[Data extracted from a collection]
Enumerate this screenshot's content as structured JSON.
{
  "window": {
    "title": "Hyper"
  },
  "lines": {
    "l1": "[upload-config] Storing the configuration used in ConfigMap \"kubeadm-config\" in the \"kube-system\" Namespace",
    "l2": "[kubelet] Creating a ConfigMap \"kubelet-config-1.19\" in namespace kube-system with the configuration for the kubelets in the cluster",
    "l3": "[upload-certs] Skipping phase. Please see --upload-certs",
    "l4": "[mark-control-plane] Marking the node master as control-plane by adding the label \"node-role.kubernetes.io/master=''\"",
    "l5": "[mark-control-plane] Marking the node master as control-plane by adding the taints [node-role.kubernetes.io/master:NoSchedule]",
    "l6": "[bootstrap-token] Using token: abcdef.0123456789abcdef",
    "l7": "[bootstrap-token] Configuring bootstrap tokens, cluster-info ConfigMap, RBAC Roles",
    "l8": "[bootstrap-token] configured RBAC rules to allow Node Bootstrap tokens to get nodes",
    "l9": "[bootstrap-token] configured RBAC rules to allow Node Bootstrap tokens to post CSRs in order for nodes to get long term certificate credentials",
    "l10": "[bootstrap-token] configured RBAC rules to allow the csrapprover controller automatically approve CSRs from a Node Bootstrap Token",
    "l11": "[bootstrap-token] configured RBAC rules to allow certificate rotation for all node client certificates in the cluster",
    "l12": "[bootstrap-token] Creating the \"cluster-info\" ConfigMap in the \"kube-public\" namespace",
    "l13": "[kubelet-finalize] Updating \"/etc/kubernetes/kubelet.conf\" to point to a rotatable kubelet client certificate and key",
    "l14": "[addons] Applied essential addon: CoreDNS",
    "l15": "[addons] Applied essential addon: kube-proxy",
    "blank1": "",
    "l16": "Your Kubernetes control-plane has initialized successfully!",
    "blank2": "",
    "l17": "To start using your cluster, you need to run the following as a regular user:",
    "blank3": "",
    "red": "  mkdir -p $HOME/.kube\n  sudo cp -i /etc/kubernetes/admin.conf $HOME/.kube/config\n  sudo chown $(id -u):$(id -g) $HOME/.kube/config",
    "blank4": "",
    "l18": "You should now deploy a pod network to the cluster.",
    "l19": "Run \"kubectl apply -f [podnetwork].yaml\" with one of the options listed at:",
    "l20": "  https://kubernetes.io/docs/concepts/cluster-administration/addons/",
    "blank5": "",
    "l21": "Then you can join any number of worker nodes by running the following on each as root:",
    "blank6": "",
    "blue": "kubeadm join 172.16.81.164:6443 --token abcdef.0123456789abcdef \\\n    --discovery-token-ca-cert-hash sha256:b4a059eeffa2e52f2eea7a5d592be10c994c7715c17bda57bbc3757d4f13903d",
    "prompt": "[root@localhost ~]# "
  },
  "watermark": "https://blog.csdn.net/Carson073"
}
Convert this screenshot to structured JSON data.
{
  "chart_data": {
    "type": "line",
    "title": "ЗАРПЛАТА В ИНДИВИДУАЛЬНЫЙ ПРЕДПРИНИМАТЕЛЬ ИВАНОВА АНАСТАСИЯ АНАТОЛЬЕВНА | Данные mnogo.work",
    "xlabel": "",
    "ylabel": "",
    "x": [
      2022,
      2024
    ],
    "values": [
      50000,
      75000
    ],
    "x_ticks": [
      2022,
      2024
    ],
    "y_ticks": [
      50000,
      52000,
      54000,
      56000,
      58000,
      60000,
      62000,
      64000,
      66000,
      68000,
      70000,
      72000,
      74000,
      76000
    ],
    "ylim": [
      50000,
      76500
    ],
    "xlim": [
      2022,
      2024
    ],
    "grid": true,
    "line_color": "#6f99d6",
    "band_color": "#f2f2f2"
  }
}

**TASK INSTRUCTIONS:**
Write out the whole listing exactly.

**THE COMPLETED TASK:**
Enumerate this screenshot's content as structured JSON.
{
  "window": {
    "title": "Hyper"
  },
  "lines": {
    "l1": "[upload-config] Storing the configuration used in ConfigMap \"kubeadm-config\" in the \"kube-system\" Namespace",
    "l2": "[kubelet] Creating a ConfigMap \"kubelet-config-1.19\" in namespace kube-system with the configuration for the kubelets in the cluster",
    "l3": "[upload-certs] Skipping phase. Please see --upload-certs",
    "l4": "[mark-control-plane] Marking the node master as control-plane by adding the label \"node-role.kubernetes.io/master=''\"",
    "l5": "[mark-control-plane] Marking the node master as control-plane by adding the taints [node-role.kubernetes.io/master:NoSchedule]",
    "l6": "[bootstrap-token] Using token: abcdef.0123456789abcdef",
    "l7": "[bootstrap-token] Configuring bootstrap tokens, cluster-info ConfigMap, RBAC Roles",
    "l8": "[bootstrap-token] configured RBAC rules to allow Node Bootstrap tokens to get nodes",
    "l9": "[bootstrap-token] configured RBAC rules to allow Node Bootstrap tokens to post CSRs in order for nodes to get long term certificate credentials",
    "l10": "[bootstrap-token] configured RBAC rules to allow the csrapprover controller automatically approve CSRs from a Node Bootstrap Token",
    "l11": "[bootstrap-token] configured RBAC rules to allow certificate rotation for all node client certificates in the cluster",
    "l12": "[bootstrap-token] Creating the \"cluster-info\" ConfigMap in the \"kube-public\" namespace",
    "l13": "[kubelet-finalize] Updating \"/etc/kubernetes/kubelet.conf\" to point to a rotatable kubelet client certificate and key",
    "l14": "[addons] Applied essential addon: CoreDNS",
    "l15": "[addons] Applied essential addon: kube-proxy",
    "blank1": "",
    "l16": "Your Kubernetes control-plane has initialized successfully!",
    "blank2": "",
    "l17": "To start using your cluster, you need to run the following as a regular user:",
    "blank3": "",
    "red": "  mkdir -p $HOME/.kube\n  sudo cp -i /etc/kubernetes/admin.conf $HOME/.kube/config\n  sudo chown $(id -u):$(id -g) $HOME/.kube/config",
    "blank4": "",
    "l18": "You should now deploy a pod network to the cluster.",
    "l19": "Run \"kubectl apply -f [podnetwork].yaml\" with one of the options listed at:",
    "l20": "  https://kubernetes.io/docs/concepts/cluster-administration/addons/",
    "blank5": "",
    "l21": "Then you can join any number of worker nodes by running the following on each as root:",
    "blank6": "",
    "blue": "kubeadm join 172.16.81.164:6443 --token abcdef.0123456789abcdef \\\n    --discovery-token-ca-cert-hash sha256:b4a059eeffa2e52f2eea7a5d592be10c994c7715c17bda57bbc3757d4f13903d",
    "prompt": "[root@localhost ~]# "
  },
  "watermark": "https://blog.csdn.net/Carson073"
}
Convert this screenshot to structured JSON data.
{
  "chart_data": {
    "type": "line",
    "title": "ЗАРПЛАТА В ИНДИВИДУАЛЬНЫЙ ПРЕДПРИНИМАТЕЛЬ ИВАНОВА АНАСТАСИЯ АНАТОЛЬЕВНА | Данные mnogo.work",
    "xlabel": "",
    "ylabel": "",
    "x": [
      2022,
      2024
    ],
    "values": [
      50000,
      75000
    ],
    "x_ticks": [
      2022,
      2024
    ],
    "y_ticks": [
      50000,
      52000,
      54000,
      56000,
      58000,
      60000,
      62000,
      64000,
      66000,
      68000,
      70000,
      72000,
      74000,
      76000
    ],
    "ylim": [
      50000,
      76500
    ],
    "xlim": [
      2022,
      2024
    ],
    "grid": true,
    "line_color": "#6f99d6",
    "band_color": "#f2f2f2"
  }
}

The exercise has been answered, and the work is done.